The request
Return each line of the records holding the string "spray".
....
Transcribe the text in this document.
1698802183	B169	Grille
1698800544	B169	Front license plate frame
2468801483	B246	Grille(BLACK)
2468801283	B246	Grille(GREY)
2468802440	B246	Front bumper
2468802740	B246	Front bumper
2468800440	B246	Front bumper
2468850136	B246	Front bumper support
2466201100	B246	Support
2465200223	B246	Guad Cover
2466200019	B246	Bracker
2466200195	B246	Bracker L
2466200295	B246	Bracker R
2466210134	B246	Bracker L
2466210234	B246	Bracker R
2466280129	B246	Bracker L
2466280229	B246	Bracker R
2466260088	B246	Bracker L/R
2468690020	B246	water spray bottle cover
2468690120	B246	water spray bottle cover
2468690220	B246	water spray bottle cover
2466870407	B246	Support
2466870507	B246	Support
....
Exercise output
2468690020	B246	water spray bottle cover
2468690120	B246	water spray bottle cover
2468690220	B246	water spray bottle cover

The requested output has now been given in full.